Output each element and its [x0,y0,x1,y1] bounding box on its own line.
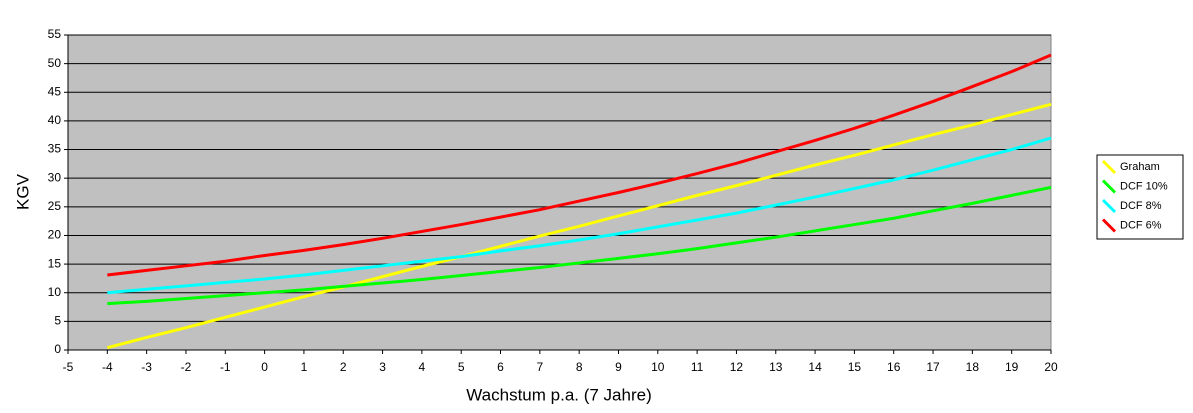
x-tick-label: 8 [576,360,583,374]
x-tick-label: -4 [102,360,113,374]
x-tick-label: 4 [419,360,426,374]
series-line [107,185,1052,306]
y-tick-label: 10 [48,285,62,299]
y-tick-label: 25 [48,199,62,213]
plot-area [67,34,1052,351]
y-tick-label: 50 [48,56,62,70]
y-tick-label: 30 [48,170,62,184]
legend-label: DCF 6% [1120,219,1162,231]
x-tick-label: 15 [848,360,862,374]
x-tick-label: 14 [808,360,822,374]
legend-label: Graham [1120,161,1160,173]
y-tick-label: 15 [48,256,62,270]
x-axis-title: Wachstum p.a. (7 Jahre) [466,385,652,404]
x-tick-label: 20 [1044,360,1058,374]
legend-label: DCF 8% [1120,200,1162,212]
y-tick-label: 55 [48,27,62,41]
x-tick-label: 0 [261,360,268,374]
x-tick-label: 3 [379,360,386,374]
x-tick-label: 18 [966,360,980,374]
legend-swatch [1101,198,1117,214]
y-tick-label: 5 [54,314,61,328]
x-tick-label: 7 [536,360,543,374]
x-tick-label: 16 [887,360,901,374]
y-tick-label: 35 [48,142,62,156]
legend-swatch [1101,218,1117,233]
x-tick-label: 6 [497,360,504,374]
y-tick-label: 20 [48,228,62,242]
x-tick-label: 5 [458,360,465,374]
x-tick-label: 19 [1005,360,1019,374]
x-tick-label: 12 [730,360,744,374]
x-tick-label: 17 [926,360,940,374]
series-line [107,136,1052,295]
x-tick-label: 13 [769,360,783,374]
y-tick-label: 45 [48,84,62,98]
x-tick-label: 11 [691,360,704,374]
y-tick-label: 0 [54,342,61,356]
x-tick-label: 10 [651,360,665,374]
legend-swatch [1101,179,1117,194]
series-line [107,53,1052,277]
y-axis-title: KGV [13,173,32,210]
legend-label: DCF 10% [1120,180,1168,192]
x-tick-label: 9 [615,360,622,374]
x-tick-label: 1 [301,360,308,374]
x-tick-label: 2 [340,360,347,374]
x-tick-label: -5 [63,360,74,374]
series-line [106,102,1052,350]
y-tick-label: 40 [48,113,62,127]
legend-swatch [1101,159,1117,175]
x-tick-label: -1 [220,360,231,374]
x-tick-label: -2 [181,360,192,374]
x-tick-label: -3 [141,360,152,374]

- - -

Exercise description: Swap every "legend-swatch" in the data above for "legend-marker" and write out all the lines again, changing nothing else. Leave out the pictures.

Solution:
Output each element and its [x0,y0,x1,y1] bounding box on its own line.
x-tick-label: 8 [576,360,583,374]
x-tick-label: -4 [102,360,113,374]
x-tick-label: 4 [419,360,426,374]
series-line [107,185,1052,306]
y-tick-label: 10 [48,285,62,299]
y-tick-label: 25 [48,199,62,213]
plot-area [67,34,1052,351]
y-tick-label: 50 [48,56,62,70]
y-tick-label: 30 [48,170,62,184]
legend-label: DCF 6% [1120,219,1162,231]
x-tick-label: 15 [848,360,862,374]
x-tick-label: 14 [808,360,822,374]
legend-label: Graham [1120,161,1160,173]
y-tick-label: 15 [48,256,62,270]
x-axis-title: Wachstum p.a. (7 Jahre) [466,385,652,404]
x-tick-label: 20 [1044,360,1058,374]
legend-label: DCF 8% [1120,200,1162,212]
y-tick-label: 55 [48,27,62,41]
x-tick-label: 0 [261,360,268,374]
x-tick-label: 3 [379,360,386,374]
x-tick-label: 18 [966,360,980,374]
legend-marker [1101,198,1117,214]
y-tick-label: 5 [54,314,61,328]
x-tick-label: 7 [536,360,543,374]
x-tick-label: 16 [887,360,901,374]
y-tick-label: 35 [48,142,62,156]
legend-marker [1101,218,1117,233]
x-tick-label: 6 [497,360,504,374]
y-tick-label: 20 [48,228,62,242]
x-tick-label: 5 [458,360,465,374]
x-tick-label: 19 [1005,360,1019,374]
x-tick-label: 12 [730,360,744,374]
x-tick-label: 17 [926,360,940,374]
series-line [107,136,1052,295]
x-tick-label: 13 [769,360,783,374]
y-tick-label: 45 [48,84,62,98]
x-tick-label: 11 [691,360,704,374]
y-tick-label: 0 [54,342,61,356]
x-tick-label: 10 [651,360,665,374]
legend-marker [1101,179,1117,194]
series-line [107,53,1052,277]
y-axis-title: KGV [13,173,32,210]
legend-label: DCF 10% [1120,180,1168,192]
x-tick-label: 9 [615,360,622,374]
x-tick-label: 1 [301,360,308,374]
x-tick-label: 2 [340,360,347,374]
x-tick-label: -5 [63,360,74,374]
series-line [106,102,1052,350]
y-tick-label: 40 [48,113,62,127]
legend-marker [1101,159,1117,175]
x-tick-label: -1 [220,360,231,374]
x-tick-label: -2 [181,360,192,374]
x-tick-label: -3 [141,360,152,374]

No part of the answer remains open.